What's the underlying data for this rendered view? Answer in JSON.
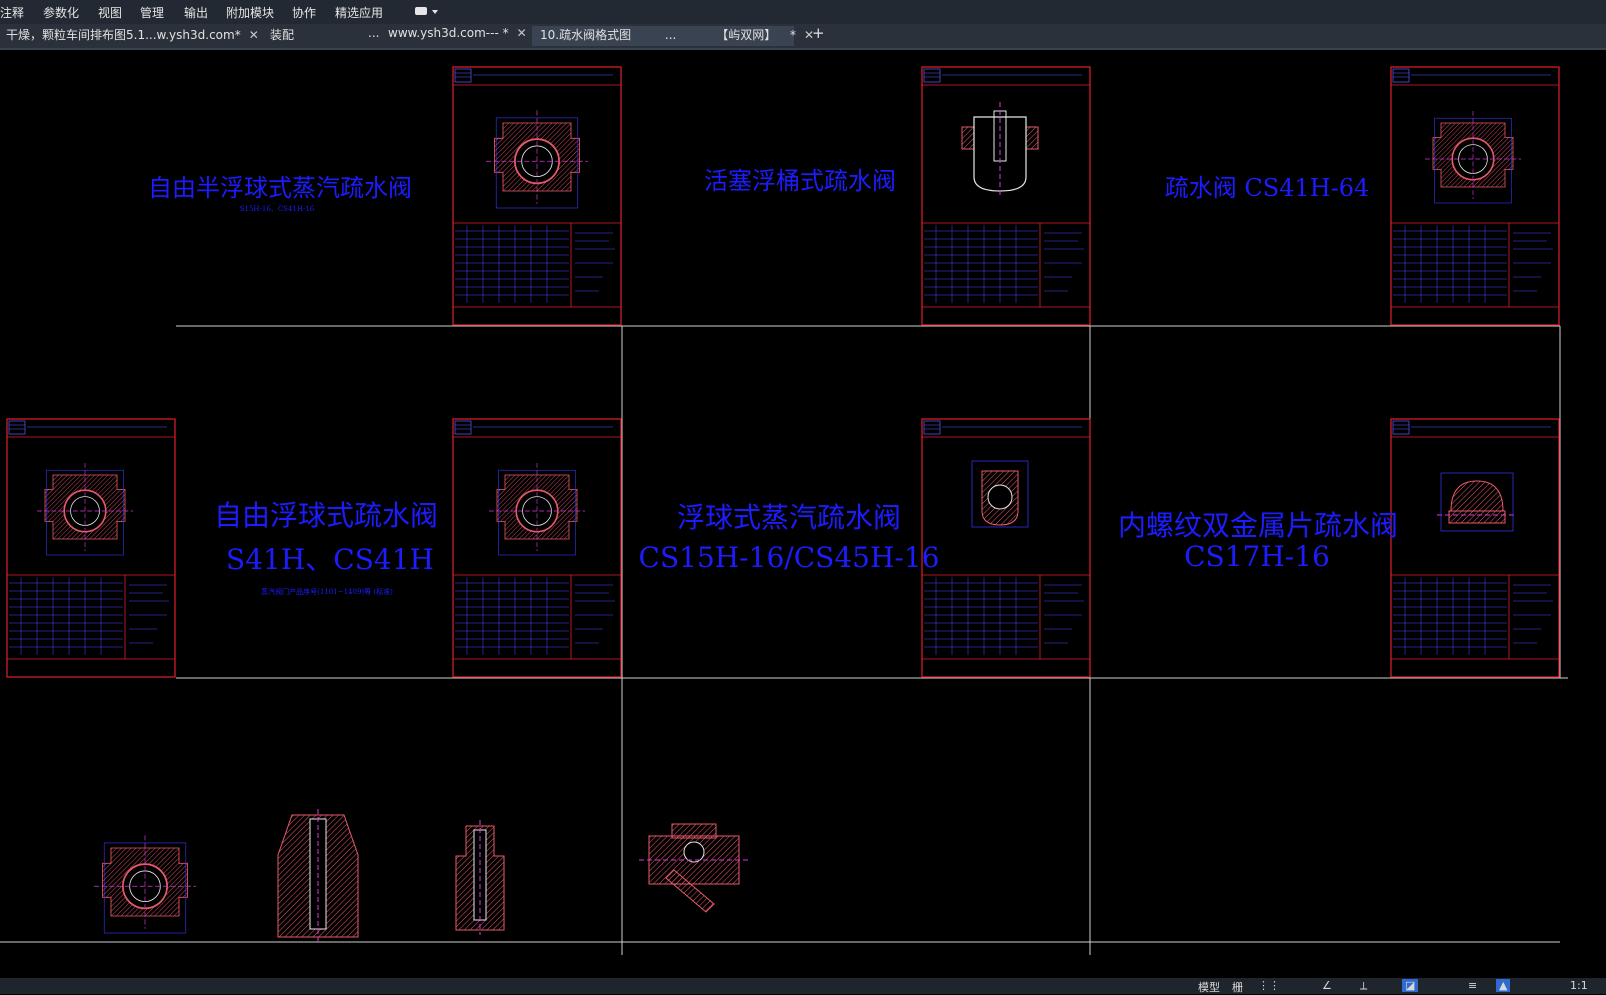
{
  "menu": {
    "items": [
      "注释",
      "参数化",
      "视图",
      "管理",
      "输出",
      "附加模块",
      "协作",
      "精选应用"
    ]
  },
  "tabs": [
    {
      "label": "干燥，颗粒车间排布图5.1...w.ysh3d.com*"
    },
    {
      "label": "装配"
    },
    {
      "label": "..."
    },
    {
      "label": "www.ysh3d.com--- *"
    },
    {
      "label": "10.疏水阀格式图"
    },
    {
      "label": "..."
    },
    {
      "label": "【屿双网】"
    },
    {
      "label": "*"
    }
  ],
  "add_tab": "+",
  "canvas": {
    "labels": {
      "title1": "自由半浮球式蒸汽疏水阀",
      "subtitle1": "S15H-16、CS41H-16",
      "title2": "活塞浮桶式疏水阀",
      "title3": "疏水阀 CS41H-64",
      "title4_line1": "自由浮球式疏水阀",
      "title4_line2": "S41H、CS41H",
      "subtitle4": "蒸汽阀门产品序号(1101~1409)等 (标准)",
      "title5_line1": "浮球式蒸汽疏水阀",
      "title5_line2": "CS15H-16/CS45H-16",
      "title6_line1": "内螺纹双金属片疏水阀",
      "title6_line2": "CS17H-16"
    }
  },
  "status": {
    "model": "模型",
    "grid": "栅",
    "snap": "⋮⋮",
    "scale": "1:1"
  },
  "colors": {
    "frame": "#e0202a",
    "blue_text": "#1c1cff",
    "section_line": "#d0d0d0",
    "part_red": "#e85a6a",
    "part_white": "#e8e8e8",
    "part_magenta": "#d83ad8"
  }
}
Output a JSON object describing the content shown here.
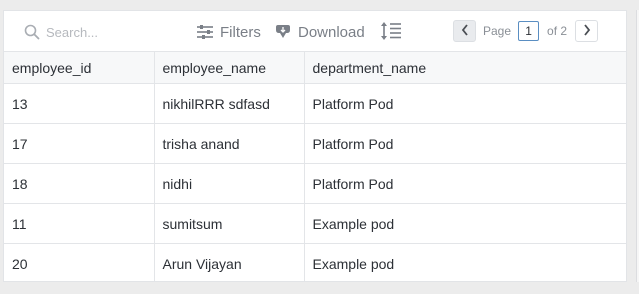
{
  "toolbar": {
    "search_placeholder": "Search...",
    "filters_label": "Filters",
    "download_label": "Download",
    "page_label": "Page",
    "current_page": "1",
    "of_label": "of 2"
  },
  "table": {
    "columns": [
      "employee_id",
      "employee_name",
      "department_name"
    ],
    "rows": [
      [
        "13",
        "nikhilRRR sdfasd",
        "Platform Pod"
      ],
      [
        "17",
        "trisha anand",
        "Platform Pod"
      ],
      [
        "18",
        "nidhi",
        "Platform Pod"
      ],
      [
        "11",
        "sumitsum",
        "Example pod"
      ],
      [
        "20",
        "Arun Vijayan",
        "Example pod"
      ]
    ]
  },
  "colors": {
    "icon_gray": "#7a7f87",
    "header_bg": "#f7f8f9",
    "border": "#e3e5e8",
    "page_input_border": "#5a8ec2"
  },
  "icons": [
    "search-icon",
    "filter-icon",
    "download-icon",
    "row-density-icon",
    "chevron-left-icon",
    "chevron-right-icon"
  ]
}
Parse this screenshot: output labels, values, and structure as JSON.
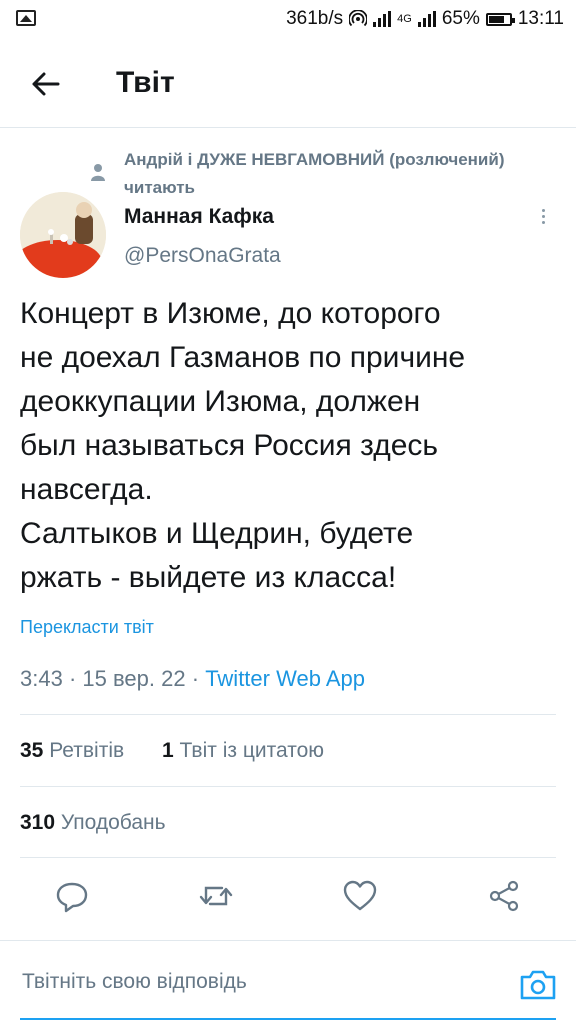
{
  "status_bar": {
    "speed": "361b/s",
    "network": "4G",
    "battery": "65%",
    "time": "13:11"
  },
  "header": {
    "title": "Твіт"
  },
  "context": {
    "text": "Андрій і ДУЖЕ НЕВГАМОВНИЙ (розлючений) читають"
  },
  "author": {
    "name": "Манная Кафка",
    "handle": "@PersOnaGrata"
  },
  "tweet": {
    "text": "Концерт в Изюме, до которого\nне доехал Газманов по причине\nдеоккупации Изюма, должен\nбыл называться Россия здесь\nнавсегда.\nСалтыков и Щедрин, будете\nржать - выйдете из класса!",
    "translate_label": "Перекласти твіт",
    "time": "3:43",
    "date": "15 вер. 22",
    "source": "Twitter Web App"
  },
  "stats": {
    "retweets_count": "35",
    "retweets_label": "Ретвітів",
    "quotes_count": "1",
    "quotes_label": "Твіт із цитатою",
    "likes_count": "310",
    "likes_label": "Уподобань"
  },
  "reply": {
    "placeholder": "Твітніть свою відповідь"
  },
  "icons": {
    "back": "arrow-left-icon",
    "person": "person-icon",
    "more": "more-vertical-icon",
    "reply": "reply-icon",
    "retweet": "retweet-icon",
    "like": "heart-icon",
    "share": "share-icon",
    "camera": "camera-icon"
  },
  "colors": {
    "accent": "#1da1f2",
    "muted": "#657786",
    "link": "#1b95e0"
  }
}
=-=-=
**Do this**: Make an exact copy of the records above, with the pictures left out.

**Response**:
What's the underlying data for this rendered view? Answer in JSON.
{
  "menu": {
    "items": [
      "注释",
      "参数化",
      "视图",
      "管理",
      "输出",
      "附加模块",
      "协作",
      "精选应用"
    ]
  },
  "tabs": [
    {
      "label": "干燥，颗粒车间排布图5.1...w.ysh3d.com*"
    },
    {
      "label": "装配"
    },
    {
      "label": "..."
    },
    {
      "label": "www.ysh3d.com--- *"
    },
    {
      "label": "10.疏水阀格式图"
    },
    {
      "label": "..."
    },
    {
      "label": "【屿双网】"
    },
    {
      "label": "*"
    }
  ],
  "add_tab": "+",
  "canvas": {
    "labels": {
      "title1": "自由半浮球式蒸汽疏水阀",
      "subtitle1": "S15H-16、CS41H-16",
      "title2": "活塞浮桶式疏水阀",
      "title3": "疏水阀 CS41H-64",
      "title4_line1": "自由浮球式疏水阀",
      "title4_line2": "S41H、CS41H",
      "subtitle4": "蒸汽阀门产品序号(1101~1409)等 (标准)",
      "title5_line1": "浮球式蒸汽疏水阀",
      "title5_line2": "CS15H-16/CS45H-16",
      "title6_line1": "内螺纹双金属片疏水阀",
      "title6_line2": "CS17H-16"
    }
  },
  "status": {
    "model": "模型",
    "grid": "栅",
    "snap": "⋮⋮",
    "scale": "1:1"
  },
  "colors": {
    "frame": "#e0202a",
    "blue_text": "#1c1cff",
    "section_line": "#d0d0d0",
    "part_red": "#e85a6a",
    "part_white": "#e8e8e8",
    "part_magenta": "#d83ad8"
  }
}
Output a JSON object describing the content shown here.
{
  "toolbar": {
    "search_placeholder": "Search...",
    "filters_label": "Filters",
    "download_label": "Download",
    "page_label": "Page",
    "current_page": "1",
    "of_label": "of 2"
  },
  "table": {
    "columns": [
      "employee_id",
      "employee_name",
      "department_name"
    ],
    "rows": [
      [
        "13",
        "nikhilRRR sdfasd",
        "Platform Pod"
      ],
      [
        "17",
        "trisha anand",
        "Platform Pod"
      ],
      [
        "18",
        "nidhi",
        "Platform Pod"
      ],
      [
        "11",
        "sumitsum",
        "Example pod"
      ],
      [
        "20",
        "Arun Vijayan",
        "Example pod"
      ]
    ]
  },
  "colors": {
    "icon_gray": "#7a7f87",
    "header_bg": "#f7f8f9",
    "border": "#e3e5e8",
    "page_input_border": "#5a8ec2"
  },
  "icons": [
    "search-icon",
    "filter-icon",
    "download-icon",
    "row-density-icon",
    "chevron-left-icon",
    "chevron-right-icon"
  ]
}
Parse this screenshot: output labels, values, and structure as JSON.
{
  "status_bar": {
    "speed": "361b/s",
    "network": "4G",
    "battery": "65%",
    "time": "13:11"
  },
  "header": {
    "title": "Твіт"
  },
  "context": {
    "text": "Андрій і ДУЖЕ НЕВГАМОВНИЙ (розлючений) читають"
  },
  "author": {
    "name": "Манная Кафка",
    "handle": "@PersOnaGrata"
  },
  "tweet": {
    "text": "Концерт в Изюме, до которого\nне доехал Газманов по причине\nдеоккупации Изюма, должен\nбыл называться Россия здесь\nнавсегда.\nСалтыков и Щедрин, будете\nржать - выйдете из класса!",
    "translate_label": "Перекласти твіт",
    "time": "3:43",
    "date": "15 вер. 22",
    "source": "Twitter Web App"
  },
  "stats": {
    "retweets_count": "35",
    "retweets_label": "Ретвітів",
    "quotes_count": "1",
    "quotes_label": "Твіт із цитатою",
    "likes_count": "310",
    "likes_label": "Уподобань"
  },
  "reply": {
    "placeholder": "Твітніть свою відповідь"
  },
  "icons": {
    "back": "arrow-left-icon",
    "person": "person-icon",
    "more": "more-vertical-icon",
    "reply": "reply-icon",
    "retweet": "retweet-icon",
    "like": "heart-icon",
    "share": "share-icon",
    "camera": "camera-icon"
  },
  "colors": {
    "accent": "#1da1f2",
    "muted": "#657786",
    "link": "#1b95e0"
  }
}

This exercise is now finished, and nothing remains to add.